◆ Directive
Report how many lines contain "menu", with no other words.

* * * *

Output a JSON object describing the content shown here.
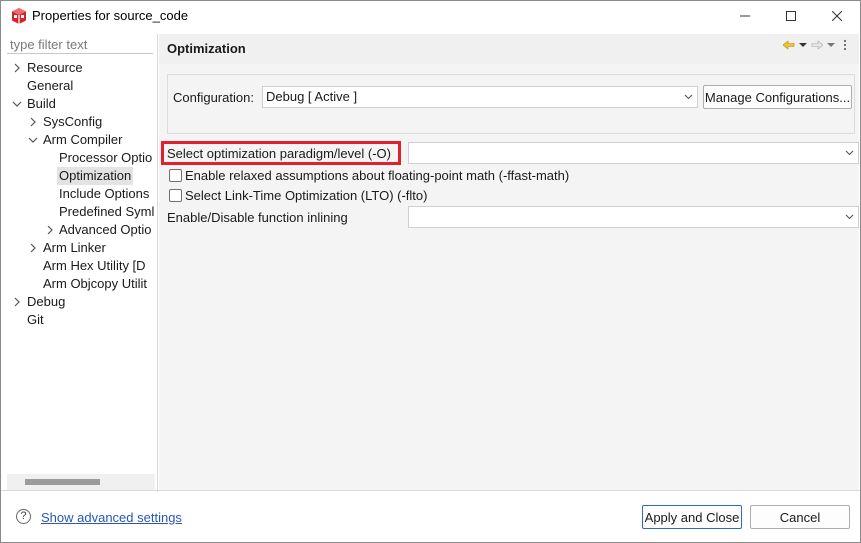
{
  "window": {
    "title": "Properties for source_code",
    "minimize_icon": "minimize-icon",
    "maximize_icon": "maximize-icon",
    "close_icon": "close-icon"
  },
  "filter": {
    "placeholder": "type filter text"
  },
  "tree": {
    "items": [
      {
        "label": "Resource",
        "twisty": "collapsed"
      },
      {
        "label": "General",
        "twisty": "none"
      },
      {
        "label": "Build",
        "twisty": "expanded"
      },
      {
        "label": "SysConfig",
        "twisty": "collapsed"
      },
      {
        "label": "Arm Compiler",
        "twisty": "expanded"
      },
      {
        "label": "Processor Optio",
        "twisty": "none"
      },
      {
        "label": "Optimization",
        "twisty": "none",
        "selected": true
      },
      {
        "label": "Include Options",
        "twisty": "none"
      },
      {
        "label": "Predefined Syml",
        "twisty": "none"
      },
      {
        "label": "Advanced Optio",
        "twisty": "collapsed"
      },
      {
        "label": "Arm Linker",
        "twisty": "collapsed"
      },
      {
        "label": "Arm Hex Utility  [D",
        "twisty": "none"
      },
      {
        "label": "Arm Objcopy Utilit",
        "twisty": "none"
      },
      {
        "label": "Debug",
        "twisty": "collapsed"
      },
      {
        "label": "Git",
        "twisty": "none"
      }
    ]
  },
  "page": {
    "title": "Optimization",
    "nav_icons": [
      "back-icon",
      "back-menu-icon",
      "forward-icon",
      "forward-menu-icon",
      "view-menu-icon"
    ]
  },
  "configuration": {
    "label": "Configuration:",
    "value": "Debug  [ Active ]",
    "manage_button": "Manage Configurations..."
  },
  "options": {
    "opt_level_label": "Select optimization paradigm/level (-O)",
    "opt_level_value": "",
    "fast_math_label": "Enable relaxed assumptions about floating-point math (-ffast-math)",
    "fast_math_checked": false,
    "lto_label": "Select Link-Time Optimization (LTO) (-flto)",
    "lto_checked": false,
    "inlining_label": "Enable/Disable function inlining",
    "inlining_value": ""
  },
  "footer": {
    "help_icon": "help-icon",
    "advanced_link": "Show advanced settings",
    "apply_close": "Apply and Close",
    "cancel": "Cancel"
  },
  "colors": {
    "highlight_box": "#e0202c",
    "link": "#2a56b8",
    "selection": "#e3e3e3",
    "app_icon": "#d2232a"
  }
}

* * * *

◆ Answer to the exercise
3